> [Dataset excerpts]:
◇ ◇ ◇ ◇ ◇ ◇ ◇

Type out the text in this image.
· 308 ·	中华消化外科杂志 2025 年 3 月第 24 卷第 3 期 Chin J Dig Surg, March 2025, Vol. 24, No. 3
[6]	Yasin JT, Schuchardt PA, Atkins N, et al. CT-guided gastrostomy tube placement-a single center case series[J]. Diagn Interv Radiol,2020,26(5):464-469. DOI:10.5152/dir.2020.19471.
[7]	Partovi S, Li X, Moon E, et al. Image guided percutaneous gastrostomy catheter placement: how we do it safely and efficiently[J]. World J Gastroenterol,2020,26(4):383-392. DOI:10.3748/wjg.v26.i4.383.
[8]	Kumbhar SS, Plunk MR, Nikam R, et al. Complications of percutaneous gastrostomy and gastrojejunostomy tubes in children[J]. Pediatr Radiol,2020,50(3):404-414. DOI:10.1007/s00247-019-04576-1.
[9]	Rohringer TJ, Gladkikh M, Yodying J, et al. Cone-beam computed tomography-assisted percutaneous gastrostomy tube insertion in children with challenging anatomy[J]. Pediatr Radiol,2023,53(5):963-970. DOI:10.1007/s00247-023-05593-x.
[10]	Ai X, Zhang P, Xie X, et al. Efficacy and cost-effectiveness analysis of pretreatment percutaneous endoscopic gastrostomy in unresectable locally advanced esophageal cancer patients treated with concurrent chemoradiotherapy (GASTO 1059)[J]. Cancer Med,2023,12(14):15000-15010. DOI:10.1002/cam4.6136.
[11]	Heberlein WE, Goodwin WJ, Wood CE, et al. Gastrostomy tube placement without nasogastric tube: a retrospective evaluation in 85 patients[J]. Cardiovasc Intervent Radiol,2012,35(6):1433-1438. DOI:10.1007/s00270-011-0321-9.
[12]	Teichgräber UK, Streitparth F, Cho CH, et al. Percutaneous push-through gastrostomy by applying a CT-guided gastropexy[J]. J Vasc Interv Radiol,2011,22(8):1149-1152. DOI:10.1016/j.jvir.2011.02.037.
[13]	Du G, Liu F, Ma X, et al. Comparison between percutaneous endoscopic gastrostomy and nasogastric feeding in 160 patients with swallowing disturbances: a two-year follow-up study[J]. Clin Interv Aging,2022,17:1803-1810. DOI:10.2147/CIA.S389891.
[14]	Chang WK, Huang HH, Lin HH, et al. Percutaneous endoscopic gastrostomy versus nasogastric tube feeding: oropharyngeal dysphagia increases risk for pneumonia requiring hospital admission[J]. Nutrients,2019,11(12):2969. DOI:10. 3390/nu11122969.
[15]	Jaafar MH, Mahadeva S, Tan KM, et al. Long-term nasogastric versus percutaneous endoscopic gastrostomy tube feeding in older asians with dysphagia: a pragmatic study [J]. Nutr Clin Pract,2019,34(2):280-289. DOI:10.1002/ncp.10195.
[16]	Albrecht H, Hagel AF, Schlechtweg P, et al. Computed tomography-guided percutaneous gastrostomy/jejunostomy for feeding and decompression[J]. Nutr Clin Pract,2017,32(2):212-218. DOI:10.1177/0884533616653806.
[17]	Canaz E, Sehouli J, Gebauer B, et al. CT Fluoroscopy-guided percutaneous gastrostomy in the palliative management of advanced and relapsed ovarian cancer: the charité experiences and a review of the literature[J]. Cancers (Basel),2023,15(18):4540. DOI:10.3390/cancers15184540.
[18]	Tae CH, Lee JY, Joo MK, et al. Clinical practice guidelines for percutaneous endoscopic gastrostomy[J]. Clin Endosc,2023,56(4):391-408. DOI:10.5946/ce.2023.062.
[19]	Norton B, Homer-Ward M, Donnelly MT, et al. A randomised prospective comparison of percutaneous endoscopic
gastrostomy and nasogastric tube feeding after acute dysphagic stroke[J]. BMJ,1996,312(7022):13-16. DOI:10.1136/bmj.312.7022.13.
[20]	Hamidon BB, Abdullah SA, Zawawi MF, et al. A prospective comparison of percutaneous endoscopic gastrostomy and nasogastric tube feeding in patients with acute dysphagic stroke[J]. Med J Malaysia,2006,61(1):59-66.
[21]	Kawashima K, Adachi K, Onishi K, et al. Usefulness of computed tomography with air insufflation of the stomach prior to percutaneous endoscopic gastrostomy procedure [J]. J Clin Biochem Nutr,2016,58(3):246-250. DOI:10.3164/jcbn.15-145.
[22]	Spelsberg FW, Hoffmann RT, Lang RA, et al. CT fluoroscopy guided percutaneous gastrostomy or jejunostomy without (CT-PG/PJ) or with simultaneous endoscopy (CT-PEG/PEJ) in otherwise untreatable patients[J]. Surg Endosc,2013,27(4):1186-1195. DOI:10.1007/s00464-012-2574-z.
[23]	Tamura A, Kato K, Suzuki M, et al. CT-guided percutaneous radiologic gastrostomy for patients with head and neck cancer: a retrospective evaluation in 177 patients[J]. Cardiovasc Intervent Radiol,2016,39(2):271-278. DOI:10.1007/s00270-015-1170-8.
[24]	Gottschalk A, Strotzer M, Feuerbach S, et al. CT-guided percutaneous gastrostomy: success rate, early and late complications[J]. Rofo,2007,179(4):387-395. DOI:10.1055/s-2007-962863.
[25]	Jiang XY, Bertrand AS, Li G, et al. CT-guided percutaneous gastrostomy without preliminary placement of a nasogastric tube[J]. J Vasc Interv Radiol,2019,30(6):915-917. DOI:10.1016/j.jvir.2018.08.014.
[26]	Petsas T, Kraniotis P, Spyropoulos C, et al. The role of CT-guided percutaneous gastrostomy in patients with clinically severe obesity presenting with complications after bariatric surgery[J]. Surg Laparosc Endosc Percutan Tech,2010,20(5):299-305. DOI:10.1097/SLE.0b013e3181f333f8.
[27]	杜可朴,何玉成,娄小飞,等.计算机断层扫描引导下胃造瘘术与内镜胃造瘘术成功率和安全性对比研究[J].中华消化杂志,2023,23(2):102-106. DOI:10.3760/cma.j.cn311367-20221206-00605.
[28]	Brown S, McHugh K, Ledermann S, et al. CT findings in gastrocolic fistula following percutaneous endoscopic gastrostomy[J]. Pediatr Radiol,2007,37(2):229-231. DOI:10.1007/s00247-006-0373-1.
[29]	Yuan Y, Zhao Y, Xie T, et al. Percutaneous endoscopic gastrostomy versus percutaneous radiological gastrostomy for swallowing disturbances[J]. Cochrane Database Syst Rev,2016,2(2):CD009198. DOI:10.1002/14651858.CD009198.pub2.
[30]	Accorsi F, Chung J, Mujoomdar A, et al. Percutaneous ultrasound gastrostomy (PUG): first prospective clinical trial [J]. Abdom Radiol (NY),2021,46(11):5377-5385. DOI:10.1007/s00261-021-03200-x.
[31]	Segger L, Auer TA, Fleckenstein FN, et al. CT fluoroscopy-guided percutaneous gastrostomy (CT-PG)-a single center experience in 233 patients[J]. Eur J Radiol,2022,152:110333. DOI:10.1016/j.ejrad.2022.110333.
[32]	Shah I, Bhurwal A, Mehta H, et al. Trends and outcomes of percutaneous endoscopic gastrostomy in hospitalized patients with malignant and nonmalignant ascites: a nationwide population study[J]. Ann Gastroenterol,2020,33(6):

◇ ◇ ◇ ◇ ◇ ◇ ◇

> [Assignment]:
Reproduce the data verbatim, line for line.

> [Finished exercise]:
Type out the text in this image.
· 308 ·	中华消化外科杂志 2025 年 3 月第 24 卷第 3 期 Chin J Dig Surg, March 2025, Vol. 24, No. 3
[6]	Yasin JT, Schuchardt PA, Atkins N, et al. CT-guided gastrostomy tube placement-a single center case series[J]. Diagn Interv Radiol,2020,26(5):464-469. DOI:10.5152/dir.2020.19471.
[7]	Partovi S, Li X, Moon E, et al. Image guided percutaneous gastrostomy catheter placement: how we do it safely and efficiently[J]. World J Gastroenterol,2020,26(4):383-392. DOI:10.3748/wjg.v26.i4.383.
[8]	Kumbhar SS, Plunk MR, Nikam R, et al. Complications of percutaneous gastrostomy and gastrojejunostomy tubes in children[J]. Pediatr Radiol,2020,50(3):404-414. DOI:10.1007/s00247-019-04576-1.
[9]	Rohringer TJ, Gladkikh M, Yodying J, et al. Cone-beam computed tomography-assisted percutaneous gastrostomy tube insertion in children with challenging anatomy[J]. Pediatr Radiol,2023,53(5):963-970. DOI:10.1007/s00247-023-05593-x.
[10]	Ai X, Zhang P, Xie X, et al. Efficacy and cost-effectiveness analysis of pretreatment percutaneous endoscopic gastrostomy in unresectable locally advanced esophageal cancer patients treated with concurrent chemoradiotherapy (GASTO 1059)[J]. Cancer Med,2023,12(14):15000-15010. DOI:10.1002/cam4.6136.
[11]	Heberlein WE, Goodwin WJ, Wood CE, et al. Gastrostomy tube placement without nasogastric tube: a retrospective evaluation in 85 patients[J]. Cardiovasc Intervent Radiol,2012,35(6):1433-1438. DOI:10.1007/s00270-011-0321-9.
[12]	Teichgräber UK, Streitparth F, Cho CH, et al. Percutaneous push-through gastrostomy by applying a CT-guided gastropexy[J]. J Vasc Interv Radiol,2011,22(8):1149-1152. DOI:10.1016/j.jvir.2011.02.037.
[13]	Du G, Liu F, Ma X, et al. Comparison between percutaneous endoscopic gastrostomy and nasogastric feeding in 160 patients with swallowing disturbances: a two-year follow-up study[J]. Clin Interv Aging,2022,17:1803-1810. DOI:10.2147/CIA.S389891.
[14]	Chang WK, Huang HH, Lin HH, et al. Percutaneous endoscopic gastrostomy versus nasogastric tube feeding: oropharyngeal dysphagia increases risk for pneumonia requiring hospital admission[J]. Nutrients,2019,11(12):2969. DOI:10. 3390/nu11122969.
[15]	Jaafar MH, Mahadeva S, Tan KM, et al. Long-term nasogastric versus percutaneous endoscopic gastrostomy tube feeding in older asians with dysphagia: a pragmatic study [J]. Nutr Clin Pract,2019,34(2):280-289. DOI:10.1002/ncp.10195.
[16]	Albrecht H, Hagel AF, Schlechtweg P, et al. Computed tomography-guided percutaneous gastrostomy/jejunostomy for feeding and decompression[J]. Nutr Clin Pract,2017,32(2):212-218. DOI:10.1177/0884533616653806.
[17]	Canaz E, Sehouli J, Gebauer B, et al. CT Fluoroscopy-guided percutaneous gastrostomy in the palliative management of advanced and relapsed ovarian cancer: the charité experiences and a review of the literature[J]. Cancers (Basel),2023,15(18):4540. DOI:10.3390/cancers15184540.
[18]	Tae CH, Lee JY, Joo MK, et al. Clinical practice guidelines for percutaneous endoscopic gastrostomy[J]. Clin Endosc,2023,56(4):391-408. DOI:10.5946/ce.2023.062.
[19]	Norton B, Homer-Ward M, Donnelly MT, et al. A randomised prospective comparison of percutaneous endoscopic
gastrostomy and nasogastric tube feeding after acute dysphagic stroke[J]. BMJ,1996,312(7022):13-16. DOI:10.1136/bmj.312.7022.13.
[20]	Hamidon BB, Abdullah SA, Zawawi MF, et al. A prospective comparison of percutaneous endoscopic gastrostomy and nasogastric tube feeding in patients with acute dysphagic stroke[J]. Med J Malaysia,2006,61(1):59-66.
[21]	Kawashima K, Adachi K, Onishi K, et al. Usefulness of computed tomography with air insufflation of the stomach prior to percutaneous endoscopic gastrostomy procedure [J]. J Clin Biochem Nutr,2016,58(3):246-250. DOI:10.3164/jcbn.15-145.
[22]	Spelsberg FW, Hoffmann RT, Lang RA, et al. CT fluoroscopy guided percutaneous gastrostomy or jejunostomy without (CT-PG/PJ) or with simultaneous endoscopy (CT-PEG/PEJ) in otherwise untreatable patients[J]. Surg Endosc,2013,27(4):1186-1195. DOI:10.1007/s00464-012-2574-z.
[23]	Tamura A, Kato K, Suzuki M, et al. CT-guided percutaneous radiologic gastrostomy for patients with head and neck cancer: a retrospective evaluation in 177 patients[J]. Cardiovasc Intervent Radiol,2016,39(2):271-278. DOI:10.1007/s00270-015-1170-8.
[24]	Gottschalk A, Strotzer M, Feuerbach S, et al. CT-guided percutaneous gastrostomy: success rate, early and late complications[J]. Rofo,2007,179(4):387-395. DOI:10.1055/s-2007-962863.
[25]	Jiang XY, Bertrand AS, Li G, et al. CT-guided percutaneous gastrostomy without preliminary placement of a nasogastric tube[J]. J Vasc Interv Radiol,2019,30(6):915-917. DOI:10.1016/j.jvir.2018.08.014.
[26]	Petsas T, Kraniotis P, Spyropoulos C, et al. The role of CT-guided percutaneous gastrostomy in patients with clinically severe obesity presenting with complications after bariatric surgery[J]. Surg Laparosc Endosc Percutan Tech,2010,20(5):299-305. DOI:10.1097/SLE.0b013e3181f333f8.
[27]	杜可朴,何玉成,娄小飞,等.计算机断层扫描引导下胃造瘘术与内镜胃造瘘术成功率和安全性对比研究[J].中华消化杂志,2023,23(2):102-106. DOI:10.3760/cma.j.cn311367-20221206-00605.
[28]	Brown S, McHugh K, Ledermann S, et al. CT findings in gastrocolic fistula following percutaneous endoscopic gastrostomy[J]. Pediatr Radiol,2007,37(2):229-231. DOI:10.1007/s00247-006-0373-1.
[29]	Yuan Y, Zhao Y, Xie T, et al. Percutaneous endoscopic gastrostomy versus percutaneous radiological gastrostomy for swallowing disturbances[J]. Cochrane Database Syst Rev,2016,2(2):CD009198. DOI:10.1002/14651858.CD009198.pub2.
[30]	Accorsi F, Chung J, Mujoomdar A, et al. Percutaneous ultrasound gastrostomy (PUG): first prospective clinical trial [J]. Abdom Radiol (NY),2021,46(11):5377-5385. DOI:10.1007/s00261-021-03200-x.
[31]	Segger L, Auer TA, Fleckenstein FN, et al. CT fluoroscopy-guided percutaneous gastrostomy (CT-PG)-a single center experience in 233 patients[J]. Eur J Radiol,2022,152:110333. DOI:10.1016/j.ejrad.2022.110333.
[32]	Shah I, Bhurwal A, Mehta H, et al. Trends and outcomes of percutaneous endoscopic gastrostomy in hospitalized patients with malignant and nonmalignant ascites: a nationwide population study[J]. Ann Gastroenterol,2020,33(6):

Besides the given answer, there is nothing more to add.